[Lines of data]

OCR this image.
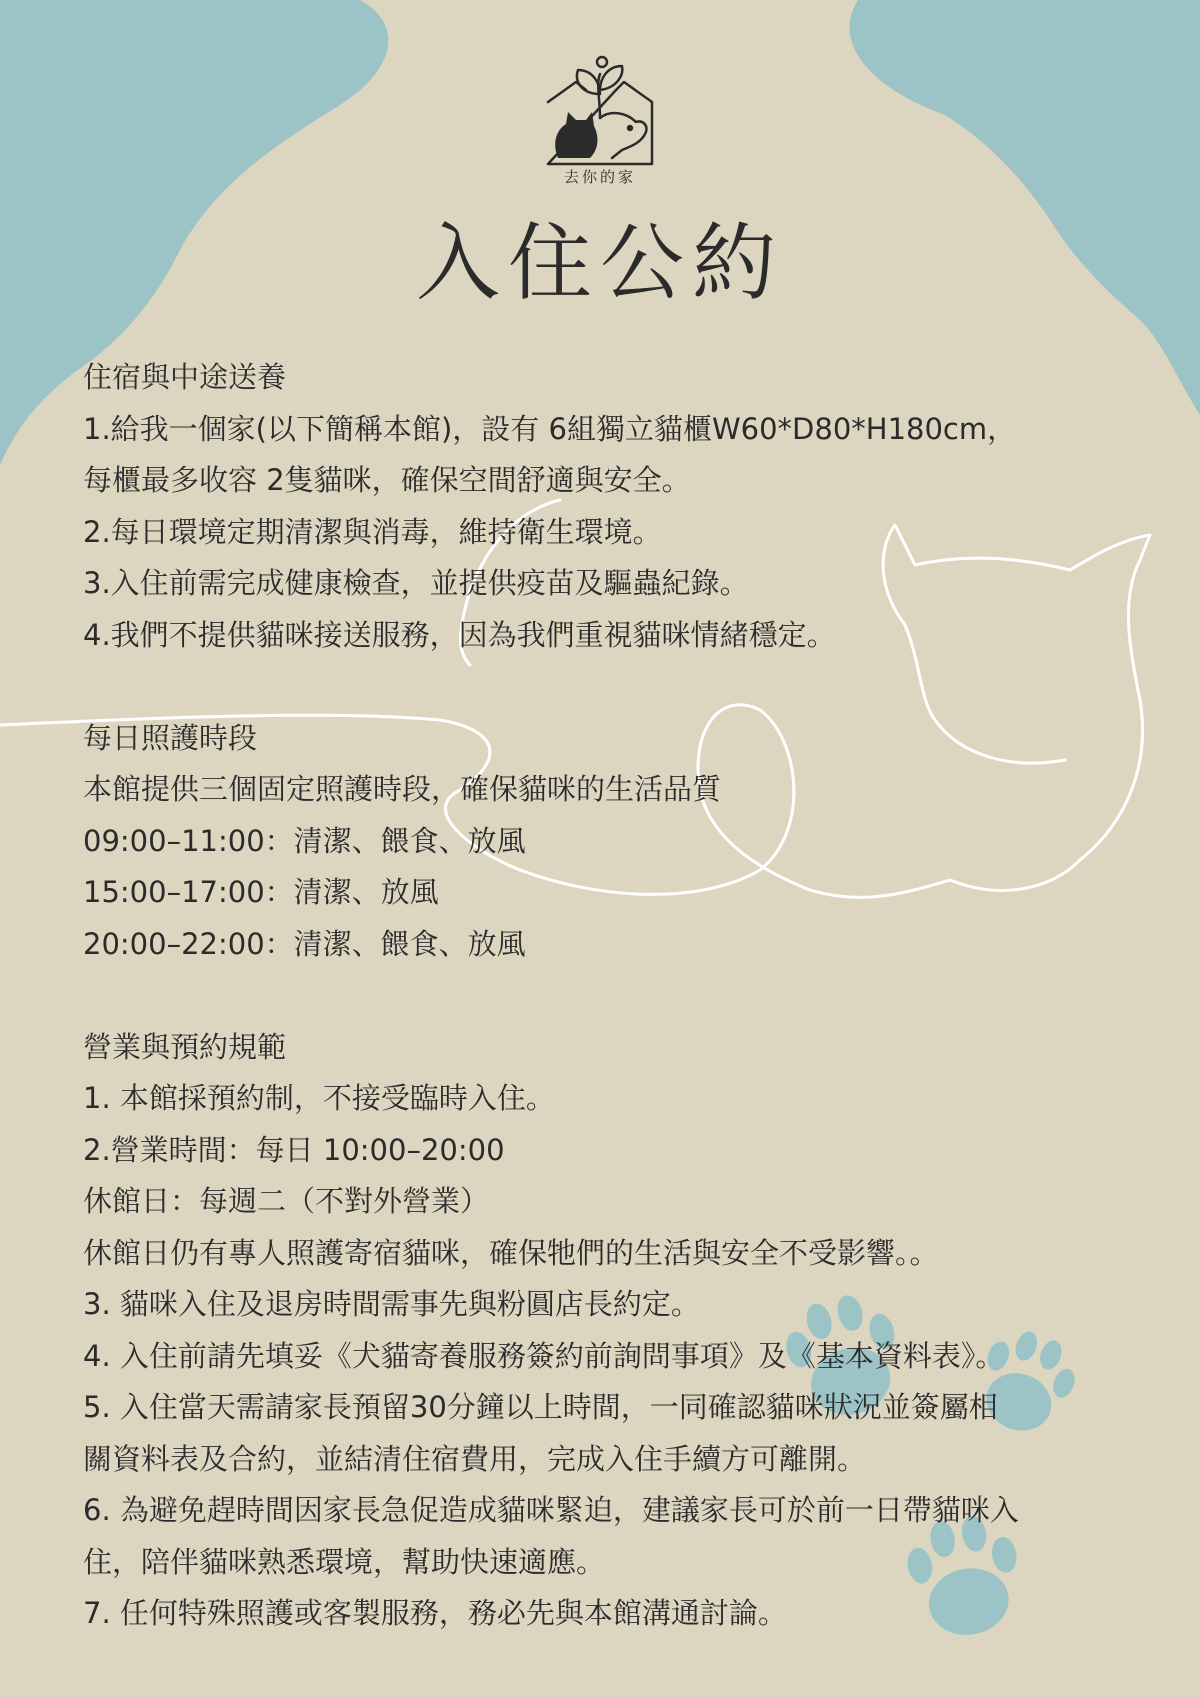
去你的家
入住公約
住宿與中途送養
1.給我一個家(以下簡稱本館)，設有 6組獨立貓櫃W60*D80*H180cm，
每櫃最多收容 2隻貓咪，確保空間舒適與安全。
2.每日環境定期清潔與消毒，維持衛生環境。
3.入住前需完成健康檢查，並提供疫苗及驅蟲紀錄。
4.我們不提供貓咪接送服務，因為我們重視貓咪情緒穩定。
每日照護時段
本館提供三個固定照護時段，確保貓咪的生活品質
09:00–11:00：清潔、餵食、放風
15:00–17:00：清潔、放風
20:00–22:00：清潔、餵食、放風
營業與預約規範
1. 本館採預約制，不接受臨時入住。
2.營業時間：每日 10:00–20:00
休館日：每週二（不對外營業）
休館日仍有專人照護寄宿貓咪，確保牠們的生活與安全不受影響。。
3. 貓咪入住及退房時間需事先與粉圓店長約定。
4. 入住前請先填妥《犬貓寄養服務簽約前詢問事項》及《基本資料表》。
5. 入住當天需請家長預留30分鐘以上時間，一同確認貓咪狀況並簽屬相
關資料表及合約，並結清住宿費用，完成入住手續方可離開。
6. 為避免趕時間因家長急促造成貓咪緊迫，建議家長可於前一日帶貓咪入
住，陪伴貓咪熟悉環境，幫助快速適應。
7. 任何特殊照護或客製服務，務必先與本館溝通討論。
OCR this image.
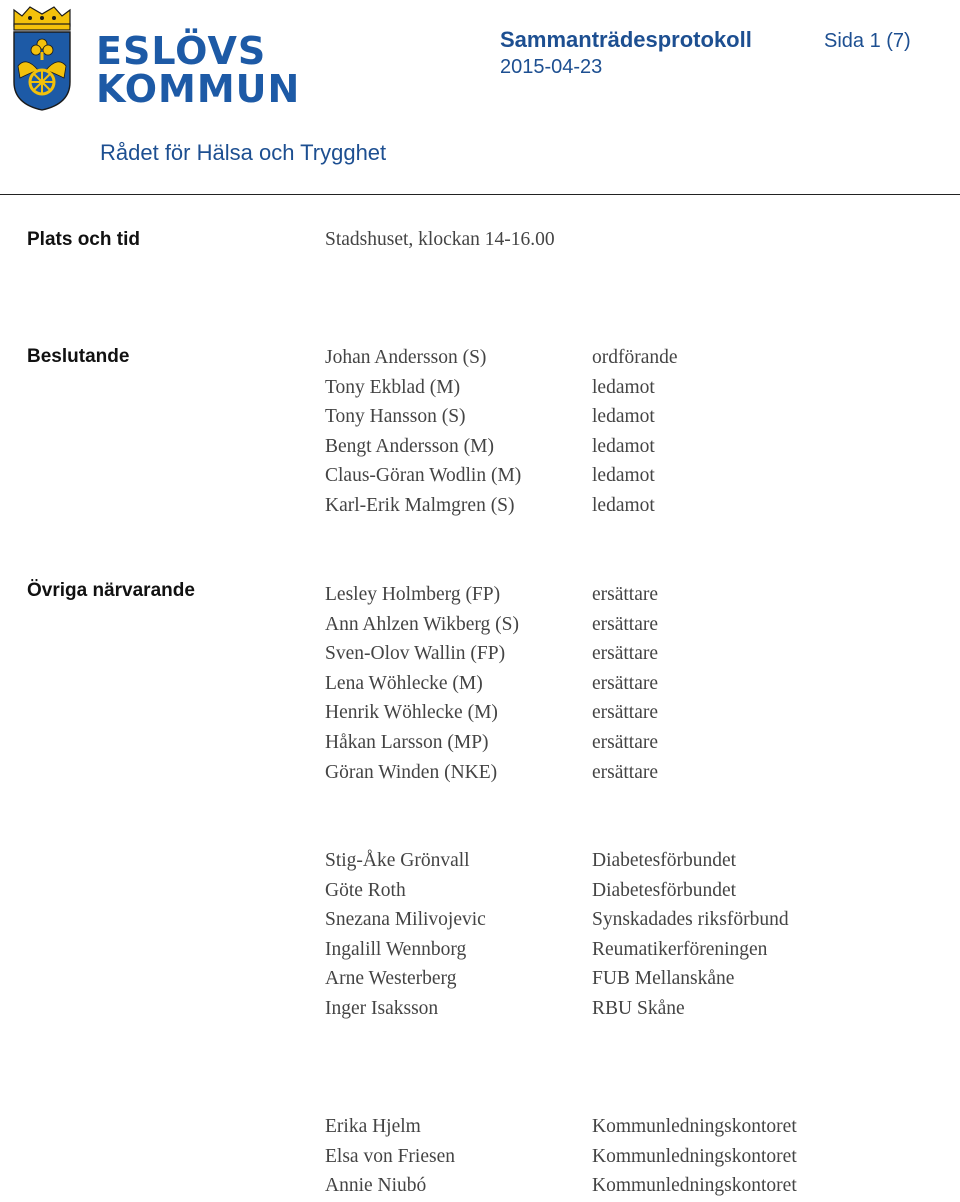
ESLÖVS
KOMMUN
Sammanträdesprotokoll	Sida 1 (7)
2015-04-23
Rådet för Hälsa och Trygghet
Plats och tid	Stadshuset, klockan 14-16.00
Beslutande	Johan Andersson (S)	ordförande
Tony Ekblad (M)	ledamot
Tony Hansson (S)	ledamot
Bengt Andersson (M)	ledamot
Claus-Göran Wodlin (M)	ledamot
Karl-Erik Malmgren (S)	ledamot
Övriga närvarande	Lesley Holmberg (FP)	ersättare
Ann Ahlzen Wikberg (S)	ersättare
Sven-Olov Wallin (FP)	ersättare
Lena Wöhlecke (M)	ersättare
Henrik Wöhlecke (M)	ersättare
Håkan Larsson (MP)	ersättare
Göran Winden (NKE)	ersättare
Stig-Åke Grönvall	Diabetesförbundet
Göte Roth	Diabetesförbundet
Snezana Milivojevic	Synskadades riksförbund
Ingalill Wennborg	Reumatikerföreningen
Arne Westerberg	FUB Mellanskåne
Inger Isaksson	RBU Skåne
Erika Hjelm	Kommunledningskontoret
Elsa von Friesen	Kommunledningskontoret
Annie Niubó	Kommunledningskontoret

▶ Exercise details: Transcribe every line in the entries above, taking out only the images.

▶ Response for this exercise:
OCR this image.
去你的家
入住公約
住宿與中途送養
1.給我一個家(以下簡稱本館)，設有 6組獨立貓櫃W60*D80*H180cm，
每櫃最多收容 2隻貓咪，確保空間舒適與安全。
2.每日環境定期清潔與消毒，維持衛生環境。
3.入住前需完成健康檢查，並提供疫苗及驅蟲紀錄。
4.我們不提供貓咪接送服務，因為我們重視貓咪情緒穩定。
每日照護時段
本館提供三個固定照護時段，確保貓咪的生活品質
09:00–11:00：清潔、餵食、放風
15:00–17:00：清潔、放風
20:00–22:00：清潔、餵食、放風
營業與預約規範
1. 本館採預約制，不接受臨時入住。
2.營業時間：每日 10:00–20:00
休館日：每週二（不對外營業）
休館日仍有專人照護寄宿貓咪，確保牠們的生活與安全不受影響。。
3. 貓咪入住及退房時間需事先與粉圓店長約定。
4. 入住前請先填妥《犬貓寄養服務簽約前詢問事項》及《基本資料表》。
5. 入住當天需請家長預留30分鐘以上時間，一同確認貓咪狀況並簽屬相
關資料表及合約，並結清住宿費用，完成入住手續方可離開。
6. 為避免趕時間因家長急促造成貓咪緊迫，建議家長可於前一日帶貓咪入
住，陪伴貓咪熟悉環境，幫助快速適應。
7. 任何特殊照護或客製服務，務必先與本館溝通討論。
OCR this image.
ESLÖVS
KOMMUN
Sammanträdesprotokoll	Sida 1 (7)
2015-04-23
Rådet för Hälsa och Trygghet
Plats och tid	Stadshuset, klockan 14-16.00
Beslutande	Johan Andersson (S)	ordförande
Tony Ekblad (M)	ledamot
Tony Hansson (S)	ledamot
Bengt Andersson (M)	ledamot
Claus-Göran Wodlin (M)	ledamot
Karl-Erik Malmgren (S)	ledamot
Övriga närvarande	Lesley Holmberg (FP)	ersättare
Ann Ahlzen Wikberg (S)	ersättare
Sven-Olov Wallin (FP)	ersättare
Lena Wöhlecke (M)	ersättare
Henrik Wöhlecke (M)	ersättare
Håkan Larsson (MP)	ersättare
Göran Winden (NKE)	ersättare
Stig-Åke Grönvall	Diabetesförbundet
Göte Roth	Diabetesförbundet
Snezana Milivojevic	Synskadades riksförbund
Ingalill Wennborg	Reumatikerföreningen
Arne Westerberg	FUB Mellanskåne
Inger Isaksson	RBU Skåne
Erika Hjelm	Kommunledningskontoret
Elsa von Friesen	Kommunledningskontoret
Annie Niubó	Kommunledningskontoret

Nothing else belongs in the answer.